[START OF Data entries]
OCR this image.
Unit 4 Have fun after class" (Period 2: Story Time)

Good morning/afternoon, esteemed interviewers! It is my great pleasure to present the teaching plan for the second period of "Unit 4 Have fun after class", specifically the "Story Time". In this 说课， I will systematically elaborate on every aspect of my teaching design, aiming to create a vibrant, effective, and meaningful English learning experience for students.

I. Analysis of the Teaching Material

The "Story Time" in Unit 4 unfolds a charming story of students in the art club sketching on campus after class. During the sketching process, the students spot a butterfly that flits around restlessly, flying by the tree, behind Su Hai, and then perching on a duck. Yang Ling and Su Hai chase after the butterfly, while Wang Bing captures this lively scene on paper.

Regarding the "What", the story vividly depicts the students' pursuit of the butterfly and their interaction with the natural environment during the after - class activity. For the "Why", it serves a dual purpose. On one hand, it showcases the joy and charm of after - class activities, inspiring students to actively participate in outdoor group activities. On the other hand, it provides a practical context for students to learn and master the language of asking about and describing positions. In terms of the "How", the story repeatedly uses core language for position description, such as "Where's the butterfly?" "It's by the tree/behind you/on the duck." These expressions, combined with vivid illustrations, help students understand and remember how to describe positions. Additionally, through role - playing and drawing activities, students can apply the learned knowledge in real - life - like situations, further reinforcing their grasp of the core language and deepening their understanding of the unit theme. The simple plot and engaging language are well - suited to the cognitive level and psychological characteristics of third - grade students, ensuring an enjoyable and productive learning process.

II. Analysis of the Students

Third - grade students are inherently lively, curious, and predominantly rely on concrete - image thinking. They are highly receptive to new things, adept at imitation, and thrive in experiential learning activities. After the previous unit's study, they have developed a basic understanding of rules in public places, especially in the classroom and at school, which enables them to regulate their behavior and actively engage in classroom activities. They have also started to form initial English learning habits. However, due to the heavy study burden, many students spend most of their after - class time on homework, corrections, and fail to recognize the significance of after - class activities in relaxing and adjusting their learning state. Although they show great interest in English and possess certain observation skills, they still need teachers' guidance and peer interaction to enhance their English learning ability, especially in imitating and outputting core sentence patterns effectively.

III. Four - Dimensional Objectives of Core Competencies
[END OF Data entries]
▸ Objective
Pull out all lines from the entries above that include the word "Analysis".

▸ Answer
I. Analysis of the Teaching Material
II. Analysis of the Students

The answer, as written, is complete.